Data supplied.
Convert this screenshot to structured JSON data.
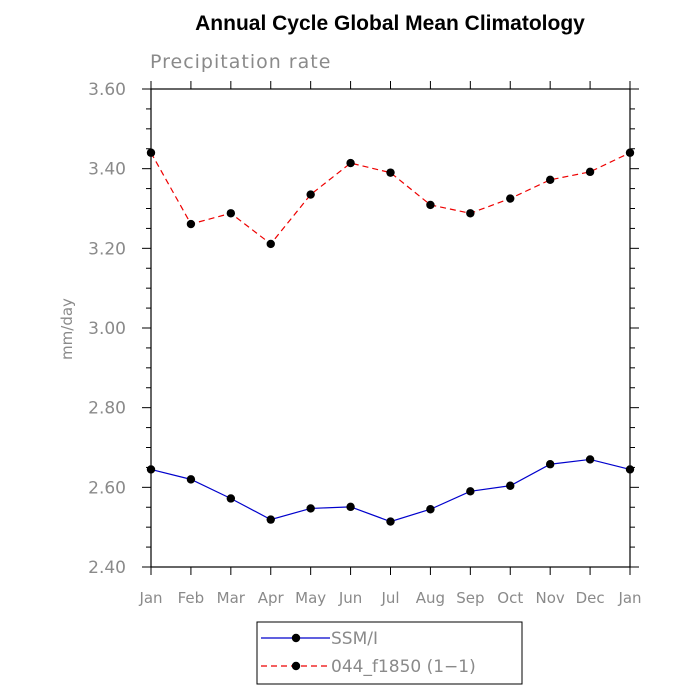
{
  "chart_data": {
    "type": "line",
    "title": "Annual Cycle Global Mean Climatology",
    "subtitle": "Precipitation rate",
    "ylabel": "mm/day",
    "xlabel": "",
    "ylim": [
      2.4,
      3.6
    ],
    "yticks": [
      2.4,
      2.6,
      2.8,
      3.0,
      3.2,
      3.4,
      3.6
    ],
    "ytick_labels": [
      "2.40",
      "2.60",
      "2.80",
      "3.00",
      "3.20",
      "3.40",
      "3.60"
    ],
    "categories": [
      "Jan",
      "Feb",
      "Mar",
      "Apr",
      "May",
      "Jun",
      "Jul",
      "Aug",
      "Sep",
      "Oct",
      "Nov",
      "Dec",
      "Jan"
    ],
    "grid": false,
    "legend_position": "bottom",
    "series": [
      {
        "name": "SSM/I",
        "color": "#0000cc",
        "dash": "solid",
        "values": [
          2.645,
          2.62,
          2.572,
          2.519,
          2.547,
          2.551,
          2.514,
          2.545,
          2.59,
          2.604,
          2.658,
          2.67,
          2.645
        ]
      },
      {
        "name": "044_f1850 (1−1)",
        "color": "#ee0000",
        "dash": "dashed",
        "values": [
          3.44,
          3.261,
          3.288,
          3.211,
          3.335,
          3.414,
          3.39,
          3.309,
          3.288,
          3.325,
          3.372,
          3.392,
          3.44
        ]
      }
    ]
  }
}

Task to carry out. Retype all of the entries exactly as written, leaving out any images.

Answer to this problem.
Convert this screenshot to structured JSON data.
{
  "chart_data": {
    "type": "line",
    "title": "Annual Cycle Global Mean Climatology",
    "subtitle": "Precipitation rate",
    "ylabel": "mm/day",
    "xlabel": "",
    "ylim": [
      2.4,
      3.6
    ],
    "yticks": [
      2.4,
      2.6,
      2.8,
      3.0,
      3.2,
      3.4,
      3.6
    ],
    "ytick_labels": [
      "2.40",
      "2.60",
      "2.80",
      "3.00",
      "3.20",
      "3.40",
      "3.60"
    ],
    "categories": [
      "Jan",
      "Feb",
      "Mar",
      "Apr",
      "May",
      "Jun",
      "Jul",
      "Aug",
      "Sep",
      "Oct",
      "Nov",
      "Dec",
      "Jan"
    ],
    "grid": false,
    "legend_position": "bottom",
    "series": [
      {
        "name": "SSM/I",
        "color": "#0000cc",
        "dash": "solid",
        "values": [
          2.645,
          2.62,
          2.572,
          2.519,
          2.547,
          2.551,
          2.514,
          2.545,
          2.59,
          2.604,
          2.658,
          2.67,
          2.645
        ]
      },
      {
        "name": "044_f1850 (1−1)",
        "color": "#ee0000",
        "dash": "dashed",
        "values": [
          3.44,
          3.261,
          3.288,
          3.211,
          3.335,
          3.414,
          3.39,
          3.309,
          3.288,
          3.325,
          3.372,
          3.392,
          3.44
        ]
      }
    ]
  }
}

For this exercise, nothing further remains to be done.